# YOUR TASK:
Transcribe the listing word for word.

Begin TASK DATA

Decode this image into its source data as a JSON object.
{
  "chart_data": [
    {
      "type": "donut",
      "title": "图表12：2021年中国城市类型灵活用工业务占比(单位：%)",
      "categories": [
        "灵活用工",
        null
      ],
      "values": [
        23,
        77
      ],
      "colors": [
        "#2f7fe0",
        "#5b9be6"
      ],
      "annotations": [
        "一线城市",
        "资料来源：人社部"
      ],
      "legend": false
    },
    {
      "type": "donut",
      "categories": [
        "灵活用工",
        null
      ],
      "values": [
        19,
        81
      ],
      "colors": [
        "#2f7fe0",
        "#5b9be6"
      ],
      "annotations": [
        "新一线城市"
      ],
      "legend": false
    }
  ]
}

End TASK DATA

# THE RESULT:
Decode this image into its source data as a JSON object.
{
  "chart_data": [
    {
      "type": "donut",
      "title": "图表12：2021年中国城市类型灵活用工业务占比(单位：%)",
      "categories": [
        "灵活用工",
        null
      ],
      "values": [
        23,
        77
      ],
      "colors": [
        "#2f7fe0",
        "#5b9be6"
      ],
      "annotations": [
        "一线城市",
        "资料来源：人社部"
      ],
      "legend": false
    },
    {
      "type": "donut",
      "categories": [
        "灵活用工",
        null
      ],
      "values": [
        19,
        81
      ],
      "colors": [
        "#2f7fe0",
        "#5b9be6"
      ],
      "annotations": [
        "新一线城市"
      ],
      "legend": false
    }
  ]
}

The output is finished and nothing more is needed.